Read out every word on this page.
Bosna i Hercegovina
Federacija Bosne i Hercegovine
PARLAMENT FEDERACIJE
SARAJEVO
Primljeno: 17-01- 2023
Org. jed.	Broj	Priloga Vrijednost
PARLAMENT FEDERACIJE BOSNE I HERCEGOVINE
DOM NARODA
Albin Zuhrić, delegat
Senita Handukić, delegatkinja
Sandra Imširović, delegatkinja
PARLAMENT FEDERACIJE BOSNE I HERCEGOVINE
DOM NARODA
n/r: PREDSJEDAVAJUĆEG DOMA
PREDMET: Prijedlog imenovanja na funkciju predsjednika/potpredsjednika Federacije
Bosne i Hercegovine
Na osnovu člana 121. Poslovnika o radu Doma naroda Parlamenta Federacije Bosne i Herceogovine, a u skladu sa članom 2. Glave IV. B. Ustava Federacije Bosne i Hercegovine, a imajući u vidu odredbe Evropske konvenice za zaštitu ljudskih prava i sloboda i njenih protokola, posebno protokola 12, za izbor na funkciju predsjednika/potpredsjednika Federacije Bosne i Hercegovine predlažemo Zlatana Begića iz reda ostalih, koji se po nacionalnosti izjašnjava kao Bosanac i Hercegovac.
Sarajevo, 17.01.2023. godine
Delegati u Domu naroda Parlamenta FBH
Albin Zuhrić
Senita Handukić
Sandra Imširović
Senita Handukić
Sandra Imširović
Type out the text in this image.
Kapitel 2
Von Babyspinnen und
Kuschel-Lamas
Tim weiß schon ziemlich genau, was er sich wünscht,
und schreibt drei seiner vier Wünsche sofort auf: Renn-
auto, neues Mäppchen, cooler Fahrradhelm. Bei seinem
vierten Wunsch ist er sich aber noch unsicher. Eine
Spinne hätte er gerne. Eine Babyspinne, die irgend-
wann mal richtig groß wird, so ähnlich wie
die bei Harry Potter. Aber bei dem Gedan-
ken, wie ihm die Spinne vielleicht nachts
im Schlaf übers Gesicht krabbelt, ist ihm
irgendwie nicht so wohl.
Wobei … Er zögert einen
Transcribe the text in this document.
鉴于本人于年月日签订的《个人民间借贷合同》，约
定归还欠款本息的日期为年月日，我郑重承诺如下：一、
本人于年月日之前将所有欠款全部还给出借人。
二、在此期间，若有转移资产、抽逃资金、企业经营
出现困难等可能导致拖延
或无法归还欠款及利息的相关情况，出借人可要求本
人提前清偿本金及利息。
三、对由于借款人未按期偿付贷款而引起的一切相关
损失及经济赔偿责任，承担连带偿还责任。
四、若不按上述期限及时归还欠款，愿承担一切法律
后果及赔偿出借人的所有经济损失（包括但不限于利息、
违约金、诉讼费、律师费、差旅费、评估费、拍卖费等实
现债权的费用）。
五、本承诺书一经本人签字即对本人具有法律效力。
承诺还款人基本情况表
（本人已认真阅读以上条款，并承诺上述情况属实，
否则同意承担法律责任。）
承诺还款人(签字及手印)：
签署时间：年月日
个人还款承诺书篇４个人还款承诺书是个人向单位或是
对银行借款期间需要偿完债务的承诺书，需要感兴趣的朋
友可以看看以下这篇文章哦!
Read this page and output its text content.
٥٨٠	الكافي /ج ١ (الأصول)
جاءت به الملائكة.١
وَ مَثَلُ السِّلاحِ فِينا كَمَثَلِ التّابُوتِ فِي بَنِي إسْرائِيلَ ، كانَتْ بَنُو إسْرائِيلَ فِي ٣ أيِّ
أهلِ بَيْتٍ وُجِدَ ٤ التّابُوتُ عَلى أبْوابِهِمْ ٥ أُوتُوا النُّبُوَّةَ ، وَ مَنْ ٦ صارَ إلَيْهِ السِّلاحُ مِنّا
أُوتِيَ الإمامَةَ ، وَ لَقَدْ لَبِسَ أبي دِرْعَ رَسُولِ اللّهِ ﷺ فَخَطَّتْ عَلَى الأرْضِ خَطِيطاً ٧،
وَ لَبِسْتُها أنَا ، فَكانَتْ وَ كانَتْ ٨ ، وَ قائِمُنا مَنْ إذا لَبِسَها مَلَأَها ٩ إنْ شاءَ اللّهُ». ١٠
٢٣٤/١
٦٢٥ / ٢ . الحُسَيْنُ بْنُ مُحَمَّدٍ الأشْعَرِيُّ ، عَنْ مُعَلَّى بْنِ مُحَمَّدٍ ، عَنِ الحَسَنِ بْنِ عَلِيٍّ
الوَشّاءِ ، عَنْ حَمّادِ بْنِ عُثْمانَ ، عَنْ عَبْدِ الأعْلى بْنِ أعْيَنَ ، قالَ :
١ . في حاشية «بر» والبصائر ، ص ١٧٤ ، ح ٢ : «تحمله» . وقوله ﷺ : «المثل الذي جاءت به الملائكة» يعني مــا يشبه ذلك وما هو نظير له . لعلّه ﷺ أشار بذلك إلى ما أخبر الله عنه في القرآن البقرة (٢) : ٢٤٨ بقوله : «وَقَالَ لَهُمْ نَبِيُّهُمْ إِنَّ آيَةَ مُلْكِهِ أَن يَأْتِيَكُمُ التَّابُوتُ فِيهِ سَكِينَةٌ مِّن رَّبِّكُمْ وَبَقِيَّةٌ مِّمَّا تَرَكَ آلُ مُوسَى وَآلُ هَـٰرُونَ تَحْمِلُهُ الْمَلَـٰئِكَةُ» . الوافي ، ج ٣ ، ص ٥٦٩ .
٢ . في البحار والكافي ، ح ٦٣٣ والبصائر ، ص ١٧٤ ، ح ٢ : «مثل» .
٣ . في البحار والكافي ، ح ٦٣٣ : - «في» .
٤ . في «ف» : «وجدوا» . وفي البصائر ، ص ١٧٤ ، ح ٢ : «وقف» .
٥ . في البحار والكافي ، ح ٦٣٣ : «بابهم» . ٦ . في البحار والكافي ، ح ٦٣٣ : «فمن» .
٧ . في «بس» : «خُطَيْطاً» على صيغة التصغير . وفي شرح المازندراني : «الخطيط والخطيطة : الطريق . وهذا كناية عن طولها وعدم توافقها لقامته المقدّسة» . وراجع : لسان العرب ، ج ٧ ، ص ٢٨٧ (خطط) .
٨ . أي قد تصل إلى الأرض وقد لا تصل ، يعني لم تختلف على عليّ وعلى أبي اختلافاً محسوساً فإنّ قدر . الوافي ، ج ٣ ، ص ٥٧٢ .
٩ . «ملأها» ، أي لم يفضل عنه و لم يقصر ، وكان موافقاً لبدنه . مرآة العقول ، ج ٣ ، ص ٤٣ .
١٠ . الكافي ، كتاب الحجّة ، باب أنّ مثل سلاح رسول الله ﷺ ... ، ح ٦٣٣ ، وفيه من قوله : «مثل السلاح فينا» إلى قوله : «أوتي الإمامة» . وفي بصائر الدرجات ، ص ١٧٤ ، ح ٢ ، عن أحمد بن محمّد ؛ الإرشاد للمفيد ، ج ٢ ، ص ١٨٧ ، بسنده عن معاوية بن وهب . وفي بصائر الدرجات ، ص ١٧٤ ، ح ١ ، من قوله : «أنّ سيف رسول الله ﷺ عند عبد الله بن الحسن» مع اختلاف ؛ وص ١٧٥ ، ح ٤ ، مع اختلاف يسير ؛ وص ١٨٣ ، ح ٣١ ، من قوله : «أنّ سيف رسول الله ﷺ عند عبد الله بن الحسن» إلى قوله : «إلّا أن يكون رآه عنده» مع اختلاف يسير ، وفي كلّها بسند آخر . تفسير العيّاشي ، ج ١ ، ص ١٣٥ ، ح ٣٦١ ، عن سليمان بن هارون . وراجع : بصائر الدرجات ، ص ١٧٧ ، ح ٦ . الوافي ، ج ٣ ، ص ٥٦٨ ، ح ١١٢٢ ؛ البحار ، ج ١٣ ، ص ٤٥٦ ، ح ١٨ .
•••
*CHALLENGE:*
Extract the complete data, matching each line exactly.

*OUTPUT:*
Read out every word on this page.
Bosna i Hercegovina
Federacija Bosne i Hercegovine
PARLAMENT FEDERACIJE
SARAJEVO
Primljeno: 17-01- 2023
Org. jed.	Broj	Priloga Vrijednost
PARLAMENT FEDERACIJE BOSNE I HERCEGOVINE
DOM NARODA
Albin Zuhrić, delegat
Senita Handukić, delegatkinja
Sandra Imširović, delegatkinja
PARLAMENT FEDERACIJE BOSNE I HERCEGOVINE
DOM NARODA
n/r: PREDSJEDAVAJUĆEG DOMA
PREDMET: Prijedlog imenovanja na funkciju predsjednika/potpredsjednika Federacije
Bosne i Hercegovine
Na osnovu člana 121. Poslovnika o radu Doma naroda Parlamenta Federacije Bosne i Herceogovine, a u skladu sa članom 2. Glave IV. B. Ustava Federacije Bosne i Hercegovine, a imajući u vidu odredbe Evropske konvenice za zaštitu ljudskih prava i sloboda i njenih protokola, posebno protokola 12, za izbor na funkciju predsjednika/potpredsjednika Federacije Bosne i Hercegovine predlažemo Zlatana Begića iz reda ostalih, koji se po nacionalnosti izjašnjava kao Bosanac i Hercegovac.
Sarajevo, 17.01.2023. godine
Delegati u Domu naroda Parlamenta FBH
Albin Zuhrić
Senita Handukić
Sandra Imširović
Senita Handukić
Sandra Imširović
Type out the text in this image.
Kapitel 2
Von Babyspinnen und
Kuschel-Lamas
Tim weiß schon ziemlich genau, was er sich wünscht,
und schreibt drei seiner vier Wünsche sofort auf: Renn-
auto, neues Mäppchen, cooler Fahrradhelm. Bei seinem
vierten Wunsch ist er sich aber noch unsicher. Eine
Spinne hätte er gerne. Eine Babyspinne, die irgend-
wann mal richtig groß wird, so ähnlich wie
die bei Harry Potter. Aber bei dem Gedan-
ken, wie ihm die Spinne vielleicht nachts
im Schlaf übers Gesicht krabbelt, ist ihm
irgendwie nicht so wohl.
Wobei … Er zögert einen
Transcribe the text in this document.
鉴于本人于年月日签订的《个人民间借贷合同》，约
定归还欠款本息的日期为年月日，我郑重承诺如下：一、
本人于年月日之前将所有欠款全部还给出借人。
二、在此期间，若有转移资产、抽逃资金、企业经营
出现困难等可能导致拖延
或无法归还欠款及利息的相关情况，出借人可要求本
人提前清偿本金及利息。
三、对由于借款人未按期偿付贷款而引起的一切相关
损失及经济赔偿责任，承担连带偿还责任。
四、若不按上述期限及时归还欠款，愿承担一切法律
后果及赔偿出借人的所有经济损失（包括但不限于利息、
违约金、诉讼费、律师费、差旅费、评估费、拍卖费等实
现债权的费用）。
五、本承诺书一经本人签字即对本人具有法律效力。
承诺还款人基本情况表
（本人已认真阅读以上条款，并承诺上述情况属实，
否则同意承担法律责任。）
承诺还款人(签字及手印)：
签署时间：年月日
个人还款承诺书篇４个人还款承诺书是个人向单位或是
对银行借款期间需要偿完债务的承诺书，需要感兴趣的朋
友可以看看以下这篇文章哦!
Read this page and output its text content.
٥٨٠	الكافي /ج ١ (الأصول)
جاءت به الملائكة.١
وَ مَثَلُ السِّلاحِ فِينا كَمَثَلِ التّابُوتِ فِي بَنِي إسْرائِيلَ ، كانَتْ بَنُو إسْرائِيلَ فِي ٣ أيِّ
أهلِ بَيْتٍ وُجِدَ ٤ التّابُوتُ عَلى أبْوابِهِمْ ٥ أُوتُوا النُّبُوَّةَ ، وَ مَنْ ٦ صارَ إلَيْهِ السِّلاحُ مِنّا
أُوتِيَ الإمامَةَ ، وَ لَقَدْ لَبِسَ أبي دِرْعَ رَسُولِ اللّهِ ﷺ فَخَطَّتْ عَلَى الأرْضِ خَطِيطاً ٧،
وَ لَبِسْتُها أنَا ، فَكانَتْ وَ كانَتْ ٨ ، وَ قائِمُنا مَنْ إذا لَبِسَها مَلَأَها ٩ إنْ شاءَ اللّهُ». ١٠
٢٣٤/١
٦٢٥ / ٢ . الحُسَيْنُ بْنُ مُحَمَّدٍ الأشْعَرِيُّ ، عَنْ مُعَلَّى بْنِ مُحَمَّدٍ ، عَنِ الحَسَنِ بْنِ عَلِيٍّ
الوَشّاءِ ، عَنْ حَمّادِ بْنِ عُثْمانَ ، عَنْ عَبْدِ الأعْلى بْنِ أعْيَنَ ، قالَ :
١ . في حاشية «بر» والبصائر ، ص ١٧٤ ، ح ٢ : «تحمله» . وقوله ﷺ : «المثل الذي جاءت به الملائكة» يعني مــا يشبه ذلك وما هو نظير له . لعلّه ﷺ أشار بذلك إلى ما أخبر الله عنه في القرآن البقرة (٢) : ٢٤٨ بقوله : «وَقَالَ لَهُمْ نَبِيُّهُمْ إِنَّ آيَةَ مُلْكِهِ أَن يَأْتِيَكُمُ التَّابُوتُ فِيهِ سَكِينَةٌ مِّن رَّبِّكُمْ وَبَقِيَّةٌ مِّمَّا تَرَكَ آلُ مُوسَى وَآلُ هَـٰرُونَ تَحْمِلُهُ الْمَلَـٰئِكَةُ» . الوافي ، ج ٣ ، ص ٥٦٩ .
٢ . في البحار والكافي ، ح ٦٣٣ والبصائر ، ص ١٧٤ ، ح ٢ : «مثل» .
٣ . في البحار والكافي ، ح ٦٣٣ : - «في» .
٤ . في «ف» : «وجدوا» . وفي البصائر ، ص ١٧٤ ، ح ٢ : «وقف» .
٥ . في البحار والكافي ، ح ٦٣٣ : «بابهم» . ٦ . في البحار والكافي ، ح ٦٣٣ : «فمن» .
٧ . في «بس» : «خُطَيْطاً» على صيغة التصغير . وفي شرح المازندراني : «الخطيط والخطيطة : الطريق . وهذا كناية عن طولها وعدم توافقها لقامته المقدّسة» . وراجع : لسان العرب ، ج ٧ ، ص ٢٨٧ (خطط) .
٨ . أي قد تصل إلى الأرض وقد لا تصل ، يعني لم تختلف على عليّ وعلى أبي اختلافاً محسوساً فإنّ قدر . الوافي ، ج ٣ ، ص ٥٧٢ .
٩ . «ملأها» ، أي لم يفضل عنه و لم يقصر ، وكان موافقاً لبدنه . مرآة العقول ، ج ٣ ، ص ٤٣ .
١٠ . الكافي ، كتاب الحجّة ، باب أنّ مثل سلاح رسول الله ﷺ ... ، ح ٦٣٣ ، وفيه من قوله : «مثل السلاح فينا» إلى قوله : «أوتي الإمامة» . وفي بصائر الدرجات ، ص ١٧٤ ، ح ٢ ، عن أحمد بن محمّد ؛ الإرشاد للمفيد ، ج ٢ ، ص ١٨٧ ، بسنده عن معاوية بن وهب . وفي بصائر الدرجات ، ص ١٧٤ ، ح ١ ، من قوله : «أنّ سيف رسول الله ﷺ عند عبد الله بن الحسن» مع اختلاف ؛ وص ١٧٥ ، ح ٤ ، مع اختلاف يسير ؛ وص ١٨٣ ، ح ٣١ ، من قوله : «أنّ سيف رسول الله ﷺ عند عبد الله بن الحسن» إلى قوله : «إلّا أن يكون رآه عنده» مع اختلاف يسير ، وفي كلّها بسند آخر . تفسير العيّاشي ، ج ١ ، ص ١٣٥ ، ح ٣٦١ ، عن سليمان بن هارون . وراجع : بصائر الدرجات ، ص ١٧٧ ، ح ٦ . الوافي ، ج ٣ ، ص ٥٦٨ ، ح ١١٢٢ ؛ البحار ، ج ١٣ ، ص ٤٥٦ ، ح ١٨ .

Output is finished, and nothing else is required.